===== Data supplied =====

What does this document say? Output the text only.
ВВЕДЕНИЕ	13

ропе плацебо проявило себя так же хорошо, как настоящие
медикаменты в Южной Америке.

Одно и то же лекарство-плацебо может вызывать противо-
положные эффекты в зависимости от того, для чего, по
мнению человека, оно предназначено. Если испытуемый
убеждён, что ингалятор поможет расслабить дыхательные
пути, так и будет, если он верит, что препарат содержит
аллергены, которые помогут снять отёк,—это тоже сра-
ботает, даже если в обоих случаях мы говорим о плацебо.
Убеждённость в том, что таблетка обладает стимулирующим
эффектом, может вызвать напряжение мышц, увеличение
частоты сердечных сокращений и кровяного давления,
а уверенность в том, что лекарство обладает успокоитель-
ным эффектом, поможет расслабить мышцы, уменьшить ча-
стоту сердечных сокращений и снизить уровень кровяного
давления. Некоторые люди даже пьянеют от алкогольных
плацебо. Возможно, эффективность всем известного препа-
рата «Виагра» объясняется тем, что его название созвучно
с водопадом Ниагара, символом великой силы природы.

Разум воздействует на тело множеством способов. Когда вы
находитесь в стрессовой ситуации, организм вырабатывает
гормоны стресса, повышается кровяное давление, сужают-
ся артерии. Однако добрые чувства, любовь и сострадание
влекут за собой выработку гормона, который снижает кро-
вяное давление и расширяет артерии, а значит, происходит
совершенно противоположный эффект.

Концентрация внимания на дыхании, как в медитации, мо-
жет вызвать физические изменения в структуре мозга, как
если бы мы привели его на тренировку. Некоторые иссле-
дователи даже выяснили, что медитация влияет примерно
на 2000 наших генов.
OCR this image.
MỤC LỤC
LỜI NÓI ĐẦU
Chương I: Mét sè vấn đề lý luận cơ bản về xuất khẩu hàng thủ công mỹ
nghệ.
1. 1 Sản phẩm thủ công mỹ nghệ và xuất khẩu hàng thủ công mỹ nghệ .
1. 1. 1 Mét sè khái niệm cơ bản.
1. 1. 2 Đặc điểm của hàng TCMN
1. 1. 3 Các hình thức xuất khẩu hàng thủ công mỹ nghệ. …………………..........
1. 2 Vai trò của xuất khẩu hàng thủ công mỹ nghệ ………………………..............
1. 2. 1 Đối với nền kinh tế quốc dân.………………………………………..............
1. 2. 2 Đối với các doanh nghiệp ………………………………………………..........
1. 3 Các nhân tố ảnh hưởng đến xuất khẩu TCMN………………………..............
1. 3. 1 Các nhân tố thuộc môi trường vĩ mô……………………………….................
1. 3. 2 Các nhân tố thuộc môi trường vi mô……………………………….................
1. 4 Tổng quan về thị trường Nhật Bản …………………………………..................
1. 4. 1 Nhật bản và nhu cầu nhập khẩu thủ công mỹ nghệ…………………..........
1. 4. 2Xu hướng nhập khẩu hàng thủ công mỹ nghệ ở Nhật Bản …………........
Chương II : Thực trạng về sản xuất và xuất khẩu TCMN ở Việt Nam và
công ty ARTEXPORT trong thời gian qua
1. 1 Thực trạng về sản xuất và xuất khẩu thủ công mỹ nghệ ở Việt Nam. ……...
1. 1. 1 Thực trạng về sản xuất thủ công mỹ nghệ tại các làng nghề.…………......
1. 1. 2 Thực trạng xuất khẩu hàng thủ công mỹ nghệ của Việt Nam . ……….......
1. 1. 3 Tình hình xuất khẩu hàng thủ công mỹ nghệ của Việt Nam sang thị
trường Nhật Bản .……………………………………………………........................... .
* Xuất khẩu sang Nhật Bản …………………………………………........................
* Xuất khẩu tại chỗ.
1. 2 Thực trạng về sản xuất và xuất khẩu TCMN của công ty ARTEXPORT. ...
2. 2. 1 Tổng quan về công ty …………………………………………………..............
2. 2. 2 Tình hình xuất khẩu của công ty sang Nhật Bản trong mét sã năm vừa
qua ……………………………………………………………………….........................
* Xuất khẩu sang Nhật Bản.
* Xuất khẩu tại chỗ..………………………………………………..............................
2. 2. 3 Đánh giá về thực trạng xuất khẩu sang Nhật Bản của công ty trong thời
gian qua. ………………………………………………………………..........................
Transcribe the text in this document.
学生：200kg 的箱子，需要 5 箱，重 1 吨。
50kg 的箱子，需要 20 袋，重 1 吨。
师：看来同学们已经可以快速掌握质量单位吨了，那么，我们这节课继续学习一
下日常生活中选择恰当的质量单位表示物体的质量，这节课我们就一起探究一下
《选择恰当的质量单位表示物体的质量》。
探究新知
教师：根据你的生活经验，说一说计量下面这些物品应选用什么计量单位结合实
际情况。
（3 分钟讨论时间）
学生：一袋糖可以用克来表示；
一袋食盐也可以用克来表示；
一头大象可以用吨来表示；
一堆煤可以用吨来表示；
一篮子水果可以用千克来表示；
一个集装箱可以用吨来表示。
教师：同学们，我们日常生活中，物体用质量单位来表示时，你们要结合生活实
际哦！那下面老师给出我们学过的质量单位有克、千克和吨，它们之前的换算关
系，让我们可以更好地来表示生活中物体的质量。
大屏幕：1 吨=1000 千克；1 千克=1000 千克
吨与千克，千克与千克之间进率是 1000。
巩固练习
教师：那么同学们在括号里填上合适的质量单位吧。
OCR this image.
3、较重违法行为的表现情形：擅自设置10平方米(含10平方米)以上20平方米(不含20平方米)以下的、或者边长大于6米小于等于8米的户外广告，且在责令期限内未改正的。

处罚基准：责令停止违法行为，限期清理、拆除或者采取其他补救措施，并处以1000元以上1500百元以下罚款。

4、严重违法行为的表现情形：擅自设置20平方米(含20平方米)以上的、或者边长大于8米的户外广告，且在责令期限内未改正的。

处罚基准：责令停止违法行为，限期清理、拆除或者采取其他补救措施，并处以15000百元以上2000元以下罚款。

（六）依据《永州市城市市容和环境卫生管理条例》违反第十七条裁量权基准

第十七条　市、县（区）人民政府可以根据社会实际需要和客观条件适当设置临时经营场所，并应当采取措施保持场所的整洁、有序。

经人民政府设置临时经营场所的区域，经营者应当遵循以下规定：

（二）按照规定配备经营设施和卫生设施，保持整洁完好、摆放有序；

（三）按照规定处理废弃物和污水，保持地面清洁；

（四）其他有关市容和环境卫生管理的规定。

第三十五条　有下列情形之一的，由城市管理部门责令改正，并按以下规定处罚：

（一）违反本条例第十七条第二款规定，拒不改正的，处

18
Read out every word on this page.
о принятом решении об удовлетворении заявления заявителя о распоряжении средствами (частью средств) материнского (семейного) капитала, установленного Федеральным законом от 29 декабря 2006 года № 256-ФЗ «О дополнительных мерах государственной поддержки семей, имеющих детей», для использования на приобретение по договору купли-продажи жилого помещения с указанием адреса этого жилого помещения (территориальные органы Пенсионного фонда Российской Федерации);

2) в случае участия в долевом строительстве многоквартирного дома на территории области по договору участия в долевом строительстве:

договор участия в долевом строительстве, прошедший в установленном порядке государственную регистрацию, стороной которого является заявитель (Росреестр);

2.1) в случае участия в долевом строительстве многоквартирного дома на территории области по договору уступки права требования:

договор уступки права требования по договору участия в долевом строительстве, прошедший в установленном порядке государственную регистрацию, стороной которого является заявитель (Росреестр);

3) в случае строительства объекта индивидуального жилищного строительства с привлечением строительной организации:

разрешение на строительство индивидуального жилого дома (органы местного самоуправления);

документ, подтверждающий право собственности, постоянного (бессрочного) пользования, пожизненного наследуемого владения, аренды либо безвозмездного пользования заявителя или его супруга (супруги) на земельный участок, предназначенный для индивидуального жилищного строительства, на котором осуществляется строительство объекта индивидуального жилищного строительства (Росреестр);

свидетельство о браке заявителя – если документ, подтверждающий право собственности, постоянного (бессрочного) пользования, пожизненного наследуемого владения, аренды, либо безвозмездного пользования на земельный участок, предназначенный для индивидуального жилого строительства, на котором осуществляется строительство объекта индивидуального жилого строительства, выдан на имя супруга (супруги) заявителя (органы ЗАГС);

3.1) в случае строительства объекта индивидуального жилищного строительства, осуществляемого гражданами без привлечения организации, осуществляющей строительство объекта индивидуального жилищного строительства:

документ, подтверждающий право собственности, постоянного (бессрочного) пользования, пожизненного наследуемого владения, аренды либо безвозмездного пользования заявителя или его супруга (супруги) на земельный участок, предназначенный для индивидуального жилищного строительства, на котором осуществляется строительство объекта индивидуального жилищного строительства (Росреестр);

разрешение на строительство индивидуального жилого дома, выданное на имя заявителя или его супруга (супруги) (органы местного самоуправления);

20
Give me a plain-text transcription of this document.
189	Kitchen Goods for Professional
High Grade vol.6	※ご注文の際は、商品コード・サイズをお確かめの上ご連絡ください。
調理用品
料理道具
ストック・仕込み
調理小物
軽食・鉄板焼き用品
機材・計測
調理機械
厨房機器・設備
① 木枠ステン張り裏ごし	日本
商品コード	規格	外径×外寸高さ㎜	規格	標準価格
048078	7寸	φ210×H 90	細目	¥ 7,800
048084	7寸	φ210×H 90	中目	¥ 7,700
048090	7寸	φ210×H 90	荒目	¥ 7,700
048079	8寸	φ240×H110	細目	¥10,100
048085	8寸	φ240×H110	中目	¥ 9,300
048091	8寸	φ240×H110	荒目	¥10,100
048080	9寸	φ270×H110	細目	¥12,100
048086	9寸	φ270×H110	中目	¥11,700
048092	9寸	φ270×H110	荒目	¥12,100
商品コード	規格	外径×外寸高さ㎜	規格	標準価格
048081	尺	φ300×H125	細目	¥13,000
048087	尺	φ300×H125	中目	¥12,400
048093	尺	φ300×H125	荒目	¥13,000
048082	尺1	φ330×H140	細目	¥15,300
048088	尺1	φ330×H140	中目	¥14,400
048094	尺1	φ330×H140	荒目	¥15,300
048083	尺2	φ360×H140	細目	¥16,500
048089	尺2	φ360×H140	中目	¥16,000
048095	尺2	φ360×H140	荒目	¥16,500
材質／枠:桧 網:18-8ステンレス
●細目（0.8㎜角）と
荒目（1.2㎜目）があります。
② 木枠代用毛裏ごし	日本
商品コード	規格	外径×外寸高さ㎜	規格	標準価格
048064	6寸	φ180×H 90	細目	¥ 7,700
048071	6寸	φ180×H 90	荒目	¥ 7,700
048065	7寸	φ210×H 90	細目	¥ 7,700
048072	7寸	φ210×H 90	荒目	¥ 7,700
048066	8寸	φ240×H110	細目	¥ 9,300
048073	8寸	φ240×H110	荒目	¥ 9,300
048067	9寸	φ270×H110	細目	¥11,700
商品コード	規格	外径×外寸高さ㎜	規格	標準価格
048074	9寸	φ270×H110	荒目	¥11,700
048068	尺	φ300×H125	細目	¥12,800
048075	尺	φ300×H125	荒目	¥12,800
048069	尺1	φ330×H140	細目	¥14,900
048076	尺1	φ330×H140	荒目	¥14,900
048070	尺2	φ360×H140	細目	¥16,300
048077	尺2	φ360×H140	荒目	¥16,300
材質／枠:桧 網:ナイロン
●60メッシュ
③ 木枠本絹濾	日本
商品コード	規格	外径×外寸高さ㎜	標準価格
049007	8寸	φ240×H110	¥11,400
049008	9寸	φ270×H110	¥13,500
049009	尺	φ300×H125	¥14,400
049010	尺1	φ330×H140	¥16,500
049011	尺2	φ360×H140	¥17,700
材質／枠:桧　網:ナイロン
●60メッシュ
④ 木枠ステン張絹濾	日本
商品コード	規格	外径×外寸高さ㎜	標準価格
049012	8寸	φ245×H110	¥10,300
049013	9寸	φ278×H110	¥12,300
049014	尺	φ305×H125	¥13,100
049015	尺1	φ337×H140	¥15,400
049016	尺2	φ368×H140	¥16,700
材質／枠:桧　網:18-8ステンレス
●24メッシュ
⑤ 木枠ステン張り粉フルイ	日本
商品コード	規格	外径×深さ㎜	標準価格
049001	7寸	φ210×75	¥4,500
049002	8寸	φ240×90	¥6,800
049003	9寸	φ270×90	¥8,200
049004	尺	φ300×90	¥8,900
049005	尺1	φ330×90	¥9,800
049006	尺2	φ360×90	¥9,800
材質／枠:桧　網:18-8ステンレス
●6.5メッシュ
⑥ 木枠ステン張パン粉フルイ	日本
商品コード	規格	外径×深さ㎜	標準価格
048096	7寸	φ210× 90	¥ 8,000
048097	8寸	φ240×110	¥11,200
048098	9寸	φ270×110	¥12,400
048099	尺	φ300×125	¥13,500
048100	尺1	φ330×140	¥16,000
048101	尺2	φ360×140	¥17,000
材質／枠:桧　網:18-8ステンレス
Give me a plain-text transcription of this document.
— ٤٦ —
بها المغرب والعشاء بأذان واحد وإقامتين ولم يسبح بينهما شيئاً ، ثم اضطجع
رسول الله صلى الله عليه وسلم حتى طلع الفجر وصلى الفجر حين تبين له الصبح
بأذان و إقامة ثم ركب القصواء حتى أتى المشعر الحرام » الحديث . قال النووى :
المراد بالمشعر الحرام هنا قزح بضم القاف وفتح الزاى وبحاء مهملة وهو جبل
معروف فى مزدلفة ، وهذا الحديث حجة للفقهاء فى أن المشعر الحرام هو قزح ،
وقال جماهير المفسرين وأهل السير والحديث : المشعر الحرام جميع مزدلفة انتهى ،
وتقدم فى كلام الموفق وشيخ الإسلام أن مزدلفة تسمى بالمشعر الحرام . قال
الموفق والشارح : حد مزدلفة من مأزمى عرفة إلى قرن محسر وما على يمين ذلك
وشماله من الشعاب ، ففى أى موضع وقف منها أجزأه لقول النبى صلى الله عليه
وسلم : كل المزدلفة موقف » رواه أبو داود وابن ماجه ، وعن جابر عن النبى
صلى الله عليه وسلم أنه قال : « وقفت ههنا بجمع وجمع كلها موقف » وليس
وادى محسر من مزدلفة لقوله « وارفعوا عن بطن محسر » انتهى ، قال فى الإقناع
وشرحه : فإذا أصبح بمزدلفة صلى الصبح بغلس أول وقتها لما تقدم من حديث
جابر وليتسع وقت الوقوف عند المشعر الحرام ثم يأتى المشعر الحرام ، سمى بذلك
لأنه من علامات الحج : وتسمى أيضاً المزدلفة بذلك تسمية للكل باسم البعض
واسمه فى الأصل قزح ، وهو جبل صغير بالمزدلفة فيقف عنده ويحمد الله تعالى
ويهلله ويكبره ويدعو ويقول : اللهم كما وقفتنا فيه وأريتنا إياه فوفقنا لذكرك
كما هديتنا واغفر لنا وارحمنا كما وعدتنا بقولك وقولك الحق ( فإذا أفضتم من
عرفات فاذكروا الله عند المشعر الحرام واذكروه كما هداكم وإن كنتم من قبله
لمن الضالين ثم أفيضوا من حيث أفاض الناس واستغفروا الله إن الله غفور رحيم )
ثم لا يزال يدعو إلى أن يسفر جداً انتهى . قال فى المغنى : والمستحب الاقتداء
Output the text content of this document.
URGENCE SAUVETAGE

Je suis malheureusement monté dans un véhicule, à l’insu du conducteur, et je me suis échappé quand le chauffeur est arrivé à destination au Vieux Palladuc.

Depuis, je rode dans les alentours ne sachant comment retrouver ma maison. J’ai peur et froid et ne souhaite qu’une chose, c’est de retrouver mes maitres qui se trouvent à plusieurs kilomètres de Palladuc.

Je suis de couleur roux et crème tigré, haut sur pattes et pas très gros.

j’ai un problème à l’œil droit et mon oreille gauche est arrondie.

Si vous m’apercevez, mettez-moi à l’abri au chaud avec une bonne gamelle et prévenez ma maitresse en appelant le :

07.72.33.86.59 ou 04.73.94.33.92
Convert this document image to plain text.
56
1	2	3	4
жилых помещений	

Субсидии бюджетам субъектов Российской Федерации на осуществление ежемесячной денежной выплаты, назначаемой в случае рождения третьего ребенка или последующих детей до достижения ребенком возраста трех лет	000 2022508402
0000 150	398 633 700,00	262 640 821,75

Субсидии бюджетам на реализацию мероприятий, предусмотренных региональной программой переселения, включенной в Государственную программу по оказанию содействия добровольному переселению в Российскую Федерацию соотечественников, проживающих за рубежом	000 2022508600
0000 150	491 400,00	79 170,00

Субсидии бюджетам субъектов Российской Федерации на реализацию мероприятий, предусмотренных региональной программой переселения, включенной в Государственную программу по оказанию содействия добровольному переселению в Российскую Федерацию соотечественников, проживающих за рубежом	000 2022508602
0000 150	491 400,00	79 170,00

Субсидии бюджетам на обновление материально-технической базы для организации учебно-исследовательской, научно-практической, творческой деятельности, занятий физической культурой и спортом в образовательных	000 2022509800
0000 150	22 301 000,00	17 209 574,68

=====

- [The exercise]:
Review the preceding data and report every line that includes the string "الموفق".

- [Completed exercise]:
وتقدم فى كلام الموفق وشيخ الإسلام أن مزدلفة تسمى بالمشعر الحرام . قال
الموفق والشارح : حد مزدلفة من مأزمى عرفة إلى قرن محسر وما على يمين ذلك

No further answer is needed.